• Required work
Scan the records for the string "Kortrijk"; copy each line where it occurs.
**** Material for the task ****
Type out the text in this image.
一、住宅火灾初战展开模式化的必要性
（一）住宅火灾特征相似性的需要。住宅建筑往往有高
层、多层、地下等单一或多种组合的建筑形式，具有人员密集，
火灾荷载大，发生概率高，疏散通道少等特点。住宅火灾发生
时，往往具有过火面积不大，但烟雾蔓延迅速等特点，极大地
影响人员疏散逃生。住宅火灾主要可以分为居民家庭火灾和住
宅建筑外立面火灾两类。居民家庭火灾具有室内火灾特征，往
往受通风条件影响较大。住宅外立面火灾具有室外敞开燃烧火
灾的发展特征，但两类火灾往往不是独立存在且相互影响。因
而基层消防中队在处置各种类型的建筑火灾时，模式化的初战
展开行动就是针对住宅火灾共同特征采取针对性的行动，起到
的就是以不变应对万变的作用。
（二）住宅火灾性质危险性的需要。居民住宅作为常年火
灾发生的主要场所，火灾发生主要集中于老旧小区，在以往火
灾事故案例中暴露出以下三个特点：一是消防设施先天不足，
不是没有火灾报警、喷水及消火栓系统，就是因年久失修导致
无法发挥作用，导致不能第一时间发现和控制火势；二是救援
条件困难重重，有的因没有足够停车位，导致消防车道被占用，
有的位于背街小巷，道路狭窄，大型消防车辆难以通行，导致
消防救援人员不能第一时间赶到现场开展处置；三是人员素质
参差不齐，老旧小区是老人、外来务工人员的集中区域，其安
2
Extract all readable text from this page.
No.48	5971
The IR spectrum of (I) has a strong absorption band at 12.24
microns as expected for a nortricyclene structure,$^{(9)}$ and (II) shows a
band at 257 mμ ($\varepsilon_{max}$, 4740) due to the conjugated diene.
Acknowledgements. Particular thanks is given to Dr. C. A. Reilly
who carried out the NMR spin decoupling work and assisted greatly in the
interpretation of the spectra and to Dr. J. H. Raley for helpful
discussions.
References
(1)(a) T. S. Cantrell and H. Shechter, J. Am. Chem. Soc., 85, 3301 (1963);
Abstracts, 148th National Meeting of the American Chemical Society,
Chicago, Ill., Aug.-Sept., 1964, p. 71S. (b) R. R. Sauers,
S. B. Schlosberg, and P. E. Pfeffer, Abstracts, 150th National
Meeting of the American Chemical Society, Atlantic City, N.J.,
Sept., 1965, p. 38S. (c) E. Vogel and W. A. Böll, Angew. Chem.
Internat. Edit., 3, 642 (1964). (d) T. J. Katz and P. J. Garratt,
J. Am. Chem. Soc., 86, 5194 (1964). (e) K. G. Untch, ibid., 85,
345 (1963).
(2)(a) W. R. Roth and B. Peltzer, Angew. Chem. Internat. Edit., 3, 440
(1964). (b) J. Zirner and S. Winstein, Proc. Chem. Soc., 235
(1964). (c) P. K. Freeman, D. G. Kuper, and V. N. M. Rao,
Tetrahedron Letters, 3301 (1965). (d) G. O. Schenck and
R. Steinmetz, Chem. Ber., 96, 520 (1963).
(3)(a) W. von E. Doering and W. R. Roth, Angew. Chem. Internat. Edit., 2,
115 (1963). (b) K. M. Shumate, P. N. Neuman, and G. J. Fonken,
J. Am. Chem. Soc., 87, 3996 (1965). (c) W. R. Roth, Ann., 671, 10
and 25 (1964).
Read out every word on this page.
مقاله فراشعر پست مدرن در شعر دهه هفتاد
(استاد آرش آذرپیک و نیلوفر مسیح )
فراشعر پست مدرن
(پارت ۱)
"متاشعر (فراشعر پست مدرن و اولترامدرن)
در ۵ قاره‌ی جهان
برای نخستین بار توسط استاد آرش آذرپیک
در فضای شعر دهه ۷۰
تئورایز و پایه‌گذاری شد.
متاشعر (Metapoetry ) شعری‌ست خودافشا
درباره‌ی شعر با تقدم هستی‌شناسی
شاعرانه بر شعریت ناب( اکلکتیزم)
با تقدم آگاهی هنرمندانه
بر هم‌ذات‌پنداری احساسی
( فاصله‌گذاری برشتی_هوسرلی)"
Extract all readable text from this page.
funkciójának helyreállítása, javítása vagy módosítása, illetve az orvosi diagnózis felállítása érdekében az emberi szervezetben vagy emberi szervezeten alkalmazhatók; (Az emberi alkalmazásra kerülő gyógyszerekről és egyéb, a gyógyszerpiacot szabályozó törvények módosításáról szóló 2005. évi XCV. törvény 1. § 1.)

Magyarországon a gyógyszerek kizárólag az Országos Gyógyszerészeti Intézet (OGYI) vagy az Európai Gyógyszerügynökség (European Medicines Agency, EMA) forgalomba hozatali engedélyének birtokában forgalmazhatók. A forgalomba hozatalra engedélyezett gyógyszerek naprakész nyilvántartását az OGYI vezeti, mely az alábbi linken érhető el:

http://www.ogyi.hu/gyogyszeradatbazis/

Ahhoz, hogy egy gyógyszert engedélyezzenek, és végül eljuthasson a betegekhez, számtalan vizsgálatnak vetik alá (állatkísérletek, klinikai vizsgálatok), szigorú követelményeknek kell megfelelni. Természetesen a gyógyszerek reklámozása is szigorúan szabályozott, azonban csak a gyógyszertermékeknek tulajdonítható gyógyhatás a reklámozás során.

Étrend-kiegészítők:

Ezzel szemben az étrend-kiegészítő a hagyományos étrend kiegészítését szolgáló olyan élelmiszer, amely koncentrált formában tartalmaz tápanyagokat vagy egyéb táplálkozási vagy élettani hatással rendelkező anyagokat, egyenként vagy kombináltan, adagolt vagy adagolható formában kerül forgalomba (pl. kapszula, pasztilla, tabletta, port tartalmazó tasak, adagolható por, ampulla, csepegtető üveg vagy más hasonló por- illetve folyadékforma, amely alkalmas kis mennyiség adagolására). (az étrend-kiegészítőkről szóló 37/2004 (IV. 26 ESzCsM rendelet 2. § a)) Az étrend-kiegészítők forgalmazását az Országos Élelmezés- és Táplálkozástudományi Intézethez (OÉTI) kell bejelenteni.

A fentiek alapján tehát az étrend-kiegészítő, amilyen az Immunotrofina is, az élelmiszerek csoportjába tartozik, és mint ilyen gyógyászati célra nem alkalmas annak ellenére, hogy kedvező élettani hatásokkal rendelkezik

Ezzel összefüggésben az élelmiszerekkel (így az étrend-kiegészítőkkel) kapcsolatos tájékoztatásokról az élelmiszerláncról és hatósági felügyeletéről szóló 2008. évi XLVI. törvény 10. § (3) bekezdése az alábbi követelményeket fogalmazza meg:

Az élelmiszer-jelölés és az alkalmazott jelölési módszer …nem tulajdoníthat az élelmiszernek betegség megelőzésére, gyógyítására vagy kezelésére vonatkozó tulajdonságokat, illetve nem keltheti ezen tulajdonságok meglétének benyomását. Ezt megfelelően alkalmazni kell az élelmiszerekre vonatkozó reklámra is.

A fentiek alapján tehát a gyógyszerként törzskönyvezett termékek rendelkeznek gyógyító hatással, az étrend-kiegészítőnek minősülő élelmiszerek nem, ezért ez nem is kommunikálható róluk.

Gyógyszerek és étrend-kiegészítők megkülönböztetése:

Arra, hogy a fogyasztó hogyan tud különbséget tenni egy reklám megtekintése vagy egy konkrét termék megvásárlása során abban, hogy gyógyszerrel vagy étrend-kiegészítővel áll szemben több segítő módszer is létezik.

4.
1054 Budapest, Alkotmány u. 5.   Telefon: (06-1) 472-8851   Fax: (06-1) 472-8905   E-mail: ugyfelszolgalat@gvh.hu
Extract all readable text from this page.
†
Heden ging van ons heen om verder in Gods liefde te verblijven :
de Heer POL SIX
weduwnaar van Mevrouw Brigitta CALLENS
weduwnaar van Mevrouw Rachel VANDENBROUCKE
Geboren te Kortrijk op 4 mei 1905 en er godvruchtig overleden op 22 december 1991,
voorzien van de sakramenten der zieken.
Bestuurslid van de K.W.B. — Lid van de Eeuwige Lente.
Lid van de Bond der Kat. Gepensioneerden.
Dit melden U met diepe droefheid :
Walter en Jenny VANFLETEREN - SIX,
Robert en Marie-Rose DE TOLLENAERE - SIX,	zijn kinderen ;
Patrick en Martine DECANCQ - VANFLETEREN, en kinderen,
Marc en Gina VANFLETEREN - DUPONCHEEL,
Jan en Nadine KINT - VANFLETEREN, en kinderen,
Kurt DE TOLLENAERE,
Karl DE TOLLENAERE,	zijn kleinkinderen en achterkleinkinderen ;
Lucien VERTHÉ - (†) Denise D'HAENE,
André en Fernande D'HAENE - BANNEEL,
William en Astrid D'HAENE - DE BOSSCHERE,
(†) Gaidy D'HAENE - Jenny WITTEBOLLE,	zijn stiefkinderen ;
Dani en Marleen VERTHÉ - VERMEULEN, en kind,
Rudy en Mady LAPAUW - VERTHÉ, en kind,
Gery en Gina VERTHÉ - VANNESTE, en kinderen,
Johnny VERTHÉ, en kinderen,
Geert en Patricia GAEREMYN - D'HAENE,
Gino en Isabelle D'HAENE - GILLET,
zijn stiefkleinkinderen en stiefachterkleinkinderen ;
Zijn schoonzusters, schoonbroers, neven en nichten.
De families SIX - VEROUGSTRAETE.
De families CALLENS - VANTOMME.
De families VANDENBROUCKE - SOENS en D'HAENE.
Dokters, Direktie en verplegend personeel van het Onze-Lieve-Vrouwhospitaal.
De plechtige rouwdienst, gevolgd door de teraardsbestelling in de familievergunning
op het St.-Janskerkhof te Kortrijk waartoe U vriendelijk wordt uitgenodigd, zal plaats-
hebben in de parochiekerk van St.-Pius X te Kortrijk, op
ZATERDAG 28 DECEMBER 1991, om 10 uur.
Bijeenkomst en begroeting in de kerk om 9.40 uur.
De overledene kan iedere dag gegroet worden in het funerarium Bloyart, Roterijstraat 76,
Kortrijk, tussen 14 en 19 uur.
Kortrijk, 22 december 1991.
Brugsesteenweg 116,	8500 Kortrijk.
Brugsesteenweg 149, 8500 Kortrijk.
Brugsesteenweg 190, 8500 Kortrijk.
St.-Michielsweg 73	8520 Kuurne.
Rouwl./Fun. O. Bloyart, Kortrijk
****
• Answer to the exercise
Geboren te Kortrijk op 4 mei 1905 en er godvruchtig overleden op 22 december 1991,
op het St.-Janskerkhof te Kortrijk waartoe U vriendelijk wordt uitgenodigd, zal plaats-
hebben in de parochiekerk van St.-Pius X te Kortrijk, op
Kortrijk, tussen 14 en 19 uur.
Kortrijk, 22 december 1991.
Brugsesteenweg 116,	8500 Kortrijk.
Brugsesteenweg 149, 8500 Kortrijk.
Brugsesteenweg 190, 8500 Kortrijk.
Rouwl./Fun. O. Bloyart, Kortrijk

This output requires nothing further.